Required work. Output the records exactly. Include every line.

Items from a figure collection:
%%

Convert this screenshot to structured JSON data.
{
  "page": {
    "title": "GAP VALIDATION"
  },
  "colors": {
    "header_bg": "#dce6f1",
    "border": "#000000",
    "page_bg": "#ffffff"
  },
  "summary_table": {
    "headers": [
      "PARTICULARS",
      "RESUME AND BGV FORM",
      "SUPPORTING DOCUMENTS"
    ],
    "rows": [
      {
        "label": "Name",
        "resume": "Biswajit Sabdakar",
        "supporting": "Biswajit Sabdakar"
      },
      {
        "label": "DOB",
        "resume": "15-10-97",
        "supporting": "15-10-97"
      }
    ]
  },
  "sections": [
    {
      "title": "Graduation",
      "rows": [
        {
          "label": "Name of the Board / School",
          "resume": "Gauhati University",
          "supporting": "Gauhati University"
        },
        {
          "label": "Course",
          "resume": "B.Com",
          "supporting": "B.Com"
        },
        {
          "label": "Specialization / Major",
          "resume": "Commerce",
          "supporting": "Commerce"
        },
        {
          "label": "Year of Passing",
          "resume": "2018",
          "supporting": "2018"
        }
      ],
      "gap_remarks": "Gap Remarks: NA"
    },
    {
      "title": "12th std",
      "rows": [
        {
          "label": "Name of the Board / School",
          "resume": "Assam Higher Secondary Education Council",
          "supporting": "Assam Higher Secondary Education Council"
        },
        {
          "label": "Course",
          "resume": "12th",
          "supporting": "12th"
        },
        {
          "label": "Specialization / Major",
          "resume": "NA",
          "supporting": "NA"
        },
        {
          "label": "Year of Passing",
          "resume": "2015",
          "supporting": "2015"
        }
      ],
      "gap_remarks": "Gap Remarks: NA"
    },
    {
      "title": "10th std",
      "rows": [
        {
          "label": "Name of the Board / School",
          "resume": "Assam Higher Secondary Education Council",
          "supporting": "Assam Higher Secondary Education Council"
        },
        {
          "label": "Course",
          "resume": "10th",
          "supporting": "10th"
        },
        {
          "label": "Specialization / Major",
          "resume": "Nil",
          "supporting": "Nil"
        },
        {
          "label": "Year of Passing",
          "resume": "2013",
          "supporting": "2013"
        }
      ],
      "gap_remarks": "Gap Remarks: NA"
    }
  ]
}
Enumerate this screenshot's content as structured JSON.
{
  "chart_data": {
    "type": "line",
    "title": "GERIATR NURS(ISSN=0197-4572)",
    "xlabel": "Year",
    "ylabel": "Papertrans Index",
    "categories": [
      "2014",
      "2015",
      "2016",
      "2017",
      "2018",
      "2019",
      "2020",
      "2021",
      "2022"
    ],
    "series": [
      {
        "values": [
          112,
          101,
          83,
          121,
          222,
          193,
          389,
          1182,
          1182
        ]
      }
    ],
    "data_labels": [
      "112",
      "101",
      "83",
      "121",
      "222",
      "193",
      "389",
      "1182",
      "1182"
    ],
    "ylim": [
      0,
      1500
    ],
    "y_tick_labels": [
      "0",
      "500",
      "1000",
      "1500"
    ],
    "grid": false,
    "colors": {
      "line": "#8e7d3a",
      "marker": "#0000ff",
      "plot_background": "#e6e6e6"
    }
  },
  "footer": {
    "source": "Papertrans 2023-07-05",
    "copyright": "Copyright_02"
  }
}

%%

Solution to this task.
Convert this screenshot to structured JSON data.
{
  "page": {
    "title": "GAP VALIDATION"
  },
  "colors": {
    "header_bg": "#dce6f1",
    "border": "#000000",
    "page_bg": "#ffffff"
  },
  "summary_table": {
    "headers": [
      "PARTICULARS",
      "RESUME AND BGV FORM",
      "SUPPORTING DOCUMENTS"
    ],
    "rows": [
      {
        "label": "Name",
        "resume": "Biswajit Sabdakar",
        "supporting": "Biswajit Sabdakar"
      },
      {
        "label": "DOB",
        "resume": "15-10-97",
        "supporting": "15-10-97"
      }
    ]
  },
  "sections": [
    {
      "title": "Graduation",
      "rows": [
        {
          "label": "Name of the Board / School",
          "resume": "Gauhati University",
          "supporting": "Gauhati University"
        },
        {
          "label": "Course",
          "resume": "B.Com",
          "supporting": "B.Com"
        },
        {
          "label": "Specialization / Major",
          "resume": "Commerce",
          "supporting": "Commerce"
        },
        {
          "label": "Year of Passing",
          "resume": "2018",
          "supporting": "2018"
        }
      ],
      "gap_remarks": "Gap Remarks: NA"
    },
    {
      "title": "12th std",
      "rows": [
        {
          "label": "Name of the Board / School",
          "resume": "Assam Higher Secondary Education Council",
          "supporting": "Assam Higher Secondary Education Council"
        },
        {
          "label": "Course",
          "resume": "12th",
          "supporting": "12th"
        },
        {
          "label": "Specialization / Major",
          "resume": "NA",
          "supporting": "NA"
        },
        {
          "label": "Year of Passing",
          "resume": "2015",
          "supporting": "2015"
        }
      ],
      "gap_remarks": "Gap Remarks: NA"
    },
    {
      "title": "10th std",
      "rows": [
        {
          "label": "Name of the Board / School",
          "resume": "Assam Higher Secondary Education Council",
          "supporting": "Assam Higher Secondary Education Council"
        },
        {
          "label": "Course",
          "resume": "10th",
          "supporting": "10th"
        },
        {
          "label": "Specialization / Major",
          "resume": "Nil",
          "supporting": "Nil"
        },
        {
          "label": "Year of Passing",
          "resume": "2013",
          "supporting": "2013"
        }
      ],
      "gap_remarks": "Gap Remarks: NA"
    }
  ]
}
Enumerate this screenshot's content as structured JSON.
{
  "chart_data": {
    "type": "line",
    "title": "GERIATR NURS(ISSN=0197-4572)",
    "xlabel": "Year",
    "ylabel": "Papertrans Index",
    "categories": [
      "2014",
      "2015",
      "2016",
      "2017",
      "2018",
      "2019",
      "2020",
      "2021",
      "2022"
    ],
    "series": [
      {
        "values": [
          112,
          101,
          83,
          121,
          222,
          193,
          389,
          1182,
          1182
        ]
      }
    ],
    "data_labels": [
      "112",
      "101",
      "83",
      "121",
      "222",
      "193",
      "389",
      "1182",
      "1182"
    ],
    "ylim": [
      0,
      1500
    ],
    "y_tick_labels": [
      "0",
      "500",
      "1000",
      "1500"
    ],
    "grid": false,
    "colors": {
      "line": "#8e7d3a",
      "marker": "#0000ff",
      "plot_background": "#e6e6e6"
    }
  },
  "footer": {
    "source": "Papertrans 2023-07-05",
    "copyright": "Copyright_02"
  }
}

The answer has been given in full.